Rather than do a whole blog post on some of these subjects, there seems to be a lot going on, so I decided to do some highlights. Here is my selection:
John D. Reid, of Anglo-Celtic Connections calls our attention to the genealogy-based website rankings using Alexa.com. Ancestry.com is still up on top of the rankings and many of the Ancestry.com products rank high in their own right. The top three spots are rounded out by MyHeritage.com and FamilySearch.org. I should point out that lower numbers are better. Dick Eastman easily has the top spot among the genealogy blogs. Alexa.com gives global rankings as well as those for just the U.S. or any other country. Looking at the numbers for Genealogy's Star, I would have made John's list just below Automated Genealogy. These numbers change every day by the way. Also, Dick Eastman ranks 10,125 in the U.S. Good work Dick! Interestingly, Genealogy's Star ranks number 3,983 in New Zealand and Dick Eastman ranks 1,971. Thanks to all those down under.

» DATA RECORDS
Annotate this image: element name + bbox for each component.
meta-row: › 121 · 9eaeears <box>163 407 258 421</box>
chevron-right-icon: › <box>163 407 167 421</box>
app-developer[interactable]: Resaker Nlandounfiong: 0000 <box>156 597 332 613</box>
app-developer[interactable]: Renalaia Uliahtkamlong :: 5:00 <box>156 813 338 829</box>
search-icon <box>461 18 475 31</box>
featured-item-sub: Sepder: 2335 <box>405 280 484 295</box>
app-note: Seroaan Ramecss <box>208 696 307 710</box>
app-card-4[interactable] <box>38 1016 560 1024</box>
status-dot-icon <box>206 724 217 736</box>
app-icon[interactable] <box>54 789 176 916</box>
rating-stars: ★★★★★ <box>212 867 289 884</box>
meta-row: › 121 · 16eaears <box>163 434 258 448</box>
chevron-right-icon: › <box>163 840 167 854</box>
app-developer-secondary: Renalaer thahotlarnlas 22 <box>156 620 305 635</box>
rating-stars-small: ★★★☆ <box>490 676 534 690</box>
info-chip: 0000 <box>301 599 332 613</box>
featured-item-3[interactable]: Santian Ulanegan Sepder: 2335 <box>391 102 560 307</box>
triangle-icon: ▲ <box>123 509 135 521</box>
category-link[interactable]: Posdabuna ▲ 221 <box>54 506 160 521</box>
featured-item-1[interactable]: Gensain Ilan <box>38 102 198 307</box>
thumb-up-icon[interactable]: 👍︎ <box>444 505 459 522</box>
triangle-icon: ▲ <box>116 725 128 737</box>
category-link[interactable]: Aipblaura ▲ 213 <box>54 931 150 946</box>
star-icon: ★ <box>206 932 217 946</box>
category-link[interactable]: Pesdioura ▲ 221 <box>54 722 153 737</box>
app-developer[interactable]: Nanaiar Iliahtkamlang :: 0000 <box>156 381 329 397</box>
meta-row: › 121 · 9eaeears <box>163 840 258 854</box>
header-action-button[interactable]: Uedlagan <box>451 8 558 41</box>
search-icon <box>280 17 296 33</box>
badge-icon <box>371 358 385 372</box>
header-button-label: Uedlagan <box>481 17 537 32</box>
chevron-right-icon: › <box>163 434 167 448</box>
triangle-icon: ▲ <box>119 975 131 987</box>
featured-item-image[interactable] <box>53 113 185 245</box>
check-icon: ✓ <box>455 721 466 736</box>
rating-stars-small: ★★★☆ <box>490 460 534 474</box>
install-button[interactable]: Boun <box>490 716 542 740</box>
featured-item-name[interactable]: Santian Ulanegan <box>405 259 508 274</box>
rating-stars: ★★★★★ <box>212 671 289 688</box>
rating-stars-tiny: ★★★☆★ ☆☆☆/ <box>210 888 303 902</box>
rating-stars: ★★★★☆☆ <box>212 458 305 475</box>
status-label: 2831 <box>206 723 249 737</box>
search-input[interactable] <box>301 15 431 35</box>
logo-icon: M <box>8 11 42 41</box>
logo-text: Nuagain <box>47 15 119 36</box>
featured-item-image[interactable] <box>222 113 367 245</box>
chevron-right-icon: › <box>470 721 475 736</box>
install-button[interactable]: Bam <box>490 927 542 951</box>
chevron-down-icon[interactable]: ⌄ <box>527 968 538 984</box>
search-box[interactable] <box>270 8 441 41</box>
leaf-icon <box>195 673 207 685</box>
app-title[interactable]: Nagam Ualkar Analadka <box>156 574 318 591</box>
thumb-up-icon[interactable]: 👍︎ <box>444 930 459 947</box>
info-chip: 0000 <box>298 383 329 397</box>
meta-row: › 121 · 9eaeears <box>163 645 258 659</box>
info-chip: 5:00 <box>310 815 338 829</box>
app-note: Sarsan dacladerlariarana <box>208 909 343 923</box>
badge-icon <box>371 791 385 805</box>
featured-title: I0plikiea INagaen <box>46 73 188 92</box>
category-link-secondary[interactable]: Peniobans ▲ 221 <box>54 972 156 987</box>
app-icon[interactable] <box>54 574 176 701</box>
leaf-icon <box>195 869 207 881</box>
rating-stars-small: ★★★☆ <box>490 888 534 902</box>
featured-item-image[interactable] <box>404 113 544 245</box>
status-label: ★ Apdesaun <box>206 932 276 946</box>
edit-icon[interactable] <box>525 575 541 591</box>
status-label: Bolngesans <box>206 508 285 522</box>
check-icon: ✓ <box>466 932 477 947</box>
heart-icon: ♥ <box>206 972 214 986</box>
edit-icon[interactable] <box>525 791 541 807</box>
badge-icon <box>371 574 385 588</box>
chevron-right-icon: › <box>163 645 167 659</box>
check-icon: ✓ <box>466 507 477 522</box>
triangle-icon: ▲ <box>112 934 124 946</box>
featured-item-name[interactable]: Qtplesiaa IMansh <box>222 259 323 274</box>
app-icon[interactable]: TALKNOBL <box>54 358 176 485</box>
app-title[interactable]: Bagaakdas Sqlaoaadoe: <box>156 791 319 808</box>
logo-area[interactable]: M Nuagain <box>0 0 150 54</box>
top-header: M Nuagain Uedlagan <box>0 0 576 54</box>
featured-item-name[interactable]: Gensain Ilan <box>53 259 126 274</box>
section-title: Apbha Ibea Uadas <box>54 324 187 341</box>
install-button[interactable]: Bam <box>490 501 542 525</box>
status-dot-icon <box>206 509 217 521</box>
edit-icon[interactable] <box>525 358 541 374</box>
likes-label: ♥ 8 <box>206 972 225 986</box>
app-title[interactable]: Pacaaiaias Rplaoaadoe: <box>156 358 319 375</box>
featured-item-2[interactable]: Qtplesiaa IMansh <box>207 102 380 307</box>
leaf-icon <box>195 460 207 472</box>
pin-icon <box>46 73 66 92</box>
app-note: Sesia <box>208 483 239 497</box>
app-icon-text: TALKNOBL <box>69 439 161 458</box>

» REQUIREMENT
Please carry the blog post on genealogy website rankings further, picking up right after its last sentence above.

» RESULT OF THIS TASK
Next topic, FamilySearch.org has a fabulous website called the FamilySearch Research Wiki. The site currently has 65,336 articles about genealogy including how-to articles, geographically related articles and more than you can imagine. If the statistics are correct the startup page for the Wiki has been accessed 296,780,976 times as of this date. The controversy is that the site is essentially buried. No where on the FamilySearch.org startup page is there any mention of the Wiki or even a link directly to the Wiki. You have to click on the "Learn" tab at the top of the page to get any closer. But then have to click again on the Wiki link to actually find the page. Those of us working on the Wiki think that this valuable resource needs to have more visibility. The new proto-type startup page for FamilySearch.org did not address this issue. We could use some help in this area. Here is a link to the Community Feedback for FamilySearch.org. Take some time to read the posts and you will see the problem. The posts go back over a year when this subject first came up with the original release of the Wiki with FamilySearch.org's makeover.
January and February will be busy months for genealogy conferences. Of course we have RootsTech.org the first week in February, but there are Family History Expo conferences in Yuma, Arizona, Mesa, Arizona and St. George, Utah, all nice places to visit. Check them out and look for me to be presenting at all these conferences.